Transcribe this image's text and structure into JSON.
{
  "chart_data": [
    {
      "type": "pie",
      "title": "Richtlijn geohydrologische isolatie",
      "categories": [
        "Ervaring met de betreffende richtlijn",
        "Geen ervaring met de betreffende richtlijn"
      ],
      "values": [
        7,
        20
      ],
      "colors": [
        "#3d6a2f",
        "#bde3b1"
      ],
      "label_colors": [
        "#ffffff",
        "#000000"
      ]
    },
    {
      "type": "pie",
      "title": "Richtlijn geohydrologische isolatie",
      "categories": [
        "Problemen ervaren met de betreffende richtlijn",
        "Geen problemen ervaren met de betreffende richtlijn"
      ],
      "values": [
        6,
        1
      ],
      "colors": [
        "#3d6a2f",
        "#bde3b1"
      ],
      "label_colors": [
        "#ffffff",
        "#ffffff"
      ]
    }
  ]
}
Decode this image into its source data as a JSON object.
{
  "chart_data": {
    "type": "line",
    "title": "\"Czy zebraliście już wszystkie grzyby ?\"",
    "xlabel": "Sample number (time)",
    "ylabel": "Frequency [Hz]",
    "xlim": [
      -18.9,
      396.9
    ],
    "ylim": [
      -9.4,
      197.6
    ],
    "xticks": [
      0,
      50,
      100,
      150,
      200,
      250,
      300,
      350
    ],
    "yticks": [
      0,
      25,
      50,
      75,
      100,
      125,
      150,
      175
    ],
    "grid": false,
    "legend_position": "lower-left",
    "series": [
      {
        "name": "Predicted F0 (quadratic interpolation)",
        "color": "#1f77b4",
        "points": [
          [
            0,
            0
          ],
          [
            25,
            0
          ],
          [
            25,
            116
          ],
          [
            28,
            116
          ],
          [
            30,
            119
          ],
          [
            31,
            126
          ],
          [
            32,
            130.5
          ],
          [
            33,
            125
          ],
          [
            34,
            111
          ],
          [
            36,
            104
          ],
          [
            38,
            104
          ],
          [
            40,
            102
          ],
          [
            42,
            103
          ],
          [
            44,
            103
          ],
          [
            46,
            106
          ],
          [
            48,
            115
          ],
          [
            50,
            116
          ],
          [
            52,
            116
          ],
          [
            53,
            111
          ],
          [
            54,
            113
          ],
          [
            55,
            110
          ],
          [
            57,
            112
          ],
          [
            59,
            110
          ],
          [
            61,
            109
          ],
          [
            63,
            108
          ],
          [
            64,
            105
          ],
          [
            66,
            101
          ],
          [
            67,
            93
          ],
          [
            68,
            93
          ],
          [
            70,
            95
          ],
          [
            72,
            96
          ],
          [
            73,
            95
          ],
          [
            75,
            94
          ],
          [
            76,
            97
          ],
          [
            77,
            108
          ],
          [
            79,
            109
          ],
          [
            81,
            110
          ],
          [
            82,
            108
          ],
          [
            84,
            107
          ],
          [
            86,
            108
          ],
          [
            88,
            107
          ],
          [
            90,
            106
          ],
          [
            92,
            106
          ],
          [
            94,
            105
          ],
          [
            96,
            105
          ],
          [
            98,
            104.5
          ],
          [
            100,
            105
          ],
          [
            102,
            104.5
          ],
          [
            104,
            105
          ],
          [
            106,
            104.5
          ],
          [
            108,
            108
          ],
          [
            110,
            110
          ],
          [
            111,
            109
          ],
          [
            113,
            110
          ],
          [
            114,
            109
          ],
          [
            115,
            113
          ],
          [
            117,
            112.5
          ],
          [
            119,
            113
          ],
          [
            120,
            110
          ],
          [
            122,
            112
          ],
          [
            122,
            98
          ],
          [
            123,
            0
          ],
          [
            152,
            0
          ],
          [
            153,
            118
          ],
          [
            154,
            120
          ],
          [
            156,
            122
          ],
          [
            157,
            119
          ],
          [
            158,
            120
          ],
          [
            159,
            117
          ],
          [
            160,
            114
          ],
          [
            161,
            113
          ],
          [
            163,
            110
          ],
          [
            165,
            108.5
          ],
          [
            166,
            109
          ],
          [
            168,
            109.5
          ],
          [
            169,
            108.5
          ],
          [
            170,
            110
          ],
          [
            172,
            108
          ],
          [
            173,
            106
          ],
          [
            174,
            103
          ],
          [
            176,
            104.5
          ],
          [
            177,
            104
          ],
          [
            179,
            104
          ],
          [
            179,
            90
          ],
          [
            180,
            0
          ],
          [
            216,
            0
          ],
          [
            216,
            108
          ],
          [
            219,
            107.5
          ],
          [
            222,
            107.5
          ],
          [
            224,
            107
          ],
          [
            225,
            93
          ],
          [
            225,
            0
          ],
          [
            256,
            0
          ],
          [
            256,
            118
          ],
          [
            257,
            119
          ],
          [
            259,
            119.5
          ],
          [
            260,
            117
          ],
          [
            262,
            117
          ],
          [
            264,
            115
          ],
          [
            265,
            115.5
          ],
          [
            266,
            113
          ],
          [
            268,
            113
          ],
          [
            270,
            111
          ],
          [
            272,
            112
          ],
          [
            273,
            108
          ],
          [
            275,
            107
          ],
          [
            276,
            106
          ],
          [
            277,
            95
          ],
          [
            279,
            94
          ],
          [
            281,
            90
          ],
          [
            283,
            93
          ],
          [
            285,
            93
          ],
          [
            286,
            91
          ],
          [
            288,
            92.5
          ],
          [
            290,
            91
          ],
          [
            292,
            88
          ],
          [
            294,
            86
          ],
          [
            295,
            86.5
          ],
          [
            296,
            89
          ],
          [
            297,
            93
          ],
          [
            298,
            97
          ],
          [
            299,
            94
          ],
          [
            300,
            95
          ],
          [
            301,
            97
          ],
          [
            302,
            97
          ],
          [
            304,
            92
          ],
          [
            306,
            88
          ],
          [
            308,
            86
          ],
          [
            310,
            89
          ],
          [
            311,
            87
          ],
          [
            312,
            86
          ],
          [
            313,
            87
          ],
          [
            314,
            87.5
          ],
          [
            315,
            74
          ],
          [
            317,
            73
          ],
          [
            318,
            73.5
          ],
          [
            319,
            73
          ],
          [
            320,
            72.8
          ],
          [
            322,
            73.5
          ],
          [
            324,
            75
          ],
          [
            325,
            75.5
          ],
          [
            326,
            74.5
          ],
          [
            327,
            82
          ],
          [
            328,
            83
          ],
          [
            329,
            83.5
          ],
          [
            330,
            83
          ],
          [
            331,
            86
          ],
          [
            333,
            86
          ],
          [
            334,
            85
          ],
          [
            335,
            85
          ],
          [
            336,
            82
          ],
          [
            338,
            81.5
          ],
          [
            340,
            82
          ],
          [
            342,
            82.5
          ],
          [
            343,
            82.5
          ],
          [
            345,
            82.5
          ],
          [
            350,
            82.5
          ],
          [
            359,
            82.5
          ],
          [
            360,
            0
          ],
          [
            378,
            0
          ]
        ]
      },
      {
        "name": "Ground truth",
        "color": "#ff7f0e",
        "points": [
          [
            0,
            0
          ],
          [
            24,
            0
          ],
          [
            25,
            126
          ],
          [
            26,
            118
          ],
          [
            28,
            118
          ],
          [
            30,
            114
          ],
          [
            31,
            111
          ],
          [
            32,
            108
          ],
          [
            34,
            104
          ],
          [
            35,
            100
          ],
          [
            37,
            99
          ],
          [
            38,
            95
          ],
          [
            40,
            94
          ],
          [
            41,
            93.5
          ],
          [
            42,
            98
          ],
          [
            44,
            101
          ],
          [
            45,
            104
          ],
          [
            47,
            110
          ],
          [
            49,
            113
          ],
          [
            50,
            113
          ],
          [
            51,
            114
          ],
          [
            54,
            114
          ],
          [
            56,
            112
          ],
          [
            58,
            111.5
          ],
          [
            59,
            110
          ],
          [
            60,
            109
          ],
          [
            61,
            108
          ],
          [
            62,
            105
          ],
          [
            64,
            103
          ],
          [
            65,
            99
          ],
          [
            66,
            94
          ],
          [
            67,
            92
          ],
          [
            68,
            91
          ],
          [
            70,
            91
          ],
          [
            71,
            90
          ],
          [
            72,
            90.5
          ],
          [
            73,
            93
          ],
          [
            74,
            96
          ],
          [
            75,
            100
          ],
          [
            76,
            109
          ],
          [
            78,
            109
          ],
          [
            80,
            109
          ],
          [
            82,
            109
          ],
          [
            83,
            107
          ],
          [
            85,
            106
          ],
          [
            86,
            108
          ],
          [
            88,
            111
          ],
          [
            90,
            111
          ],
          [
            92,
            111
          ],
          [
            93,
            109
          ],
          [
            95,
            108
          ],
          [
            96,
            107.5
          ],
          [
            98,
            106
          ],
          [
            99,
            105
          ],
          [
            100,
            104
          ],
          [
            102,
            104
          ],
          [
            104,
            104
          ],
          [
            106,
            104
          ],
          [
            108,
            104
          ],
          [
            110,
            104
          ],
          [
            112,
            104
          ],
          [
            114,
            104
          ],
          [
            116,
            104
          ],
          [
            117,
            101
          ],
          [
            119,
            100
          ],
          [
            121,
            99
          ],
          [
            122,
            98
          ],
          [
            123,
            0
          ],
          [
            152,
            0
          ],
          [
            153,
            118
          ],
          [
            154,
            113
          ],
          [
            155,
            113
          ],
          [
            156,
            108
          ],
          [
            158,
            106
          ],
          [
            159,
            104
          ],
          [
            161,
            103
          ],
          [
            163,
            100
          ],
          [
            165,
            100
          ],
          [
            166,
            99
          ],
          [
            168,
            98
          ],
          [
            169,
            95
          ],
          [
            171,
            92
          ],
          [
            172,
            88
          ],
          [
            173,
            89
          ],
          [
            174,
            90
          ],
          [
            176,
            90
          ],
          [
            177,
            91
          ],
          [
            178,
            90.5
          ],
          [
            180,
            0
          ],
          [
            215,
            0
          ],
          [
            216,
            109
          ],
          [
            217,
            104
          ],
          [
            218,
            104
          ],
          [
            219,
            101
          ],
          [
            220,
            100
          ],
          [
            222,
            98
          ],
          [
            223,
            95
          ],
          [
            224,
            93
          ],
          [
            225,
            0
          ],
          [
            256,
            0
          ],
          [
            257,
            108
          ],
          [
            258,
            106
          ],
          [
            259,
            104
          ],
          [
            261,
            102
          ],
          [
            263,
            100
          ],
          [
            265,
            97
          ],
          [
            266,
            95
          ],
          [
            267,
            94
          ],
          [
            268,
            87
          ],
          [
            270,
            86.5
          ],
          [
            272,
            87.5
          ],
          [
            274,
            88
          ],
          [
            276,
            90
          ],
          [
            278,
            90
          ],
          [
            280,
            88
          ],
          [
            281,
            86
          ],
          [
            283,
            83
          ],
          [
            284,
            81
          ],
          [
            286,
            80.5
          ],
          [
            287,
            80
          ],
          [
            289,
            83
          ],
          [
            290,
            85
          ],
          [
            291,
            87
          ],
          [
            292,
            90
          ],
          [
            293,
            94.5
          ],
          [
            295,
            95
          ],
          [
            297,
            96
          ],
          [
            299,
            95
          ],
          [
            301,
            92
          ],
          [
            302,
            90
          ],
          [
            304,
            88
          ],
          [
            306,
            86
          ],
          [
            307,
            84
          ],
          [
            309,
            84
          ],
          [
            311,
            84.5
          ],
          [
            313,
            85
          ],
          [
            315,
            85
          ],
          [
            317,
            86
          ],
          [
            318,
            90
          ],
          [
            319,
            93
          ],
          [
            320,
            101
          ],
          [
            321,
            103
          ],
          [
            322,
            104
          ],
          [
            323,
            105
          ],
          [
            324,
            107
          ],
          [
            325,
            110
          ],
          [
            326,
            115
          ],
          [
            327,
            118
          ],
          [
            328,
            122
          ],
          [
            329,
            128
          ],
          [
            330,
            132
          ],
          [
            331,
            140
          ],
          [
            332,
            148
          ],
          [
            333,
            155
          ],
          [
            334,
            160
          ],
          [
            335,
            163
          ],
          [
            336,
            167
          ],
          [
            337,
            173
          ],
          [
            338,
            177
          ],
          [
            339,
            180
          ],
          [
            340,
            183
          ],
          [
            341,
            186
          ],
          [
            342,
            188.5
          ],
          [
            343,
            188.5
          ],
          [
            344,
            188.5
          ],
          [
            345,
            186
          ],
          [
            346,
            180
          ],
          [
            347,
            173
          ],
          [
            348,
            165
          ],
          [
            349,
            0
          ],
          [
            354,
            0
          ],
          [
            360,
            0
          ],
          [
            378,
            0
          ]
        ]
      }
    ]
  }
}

■ PROBLEM REQUIREMENTS:
Copy out all lines that carry the word "JSON".

■ RESPONSE:
Transcribe this image's text and structure into JSON.
Decode this image into its source data as a JSON object.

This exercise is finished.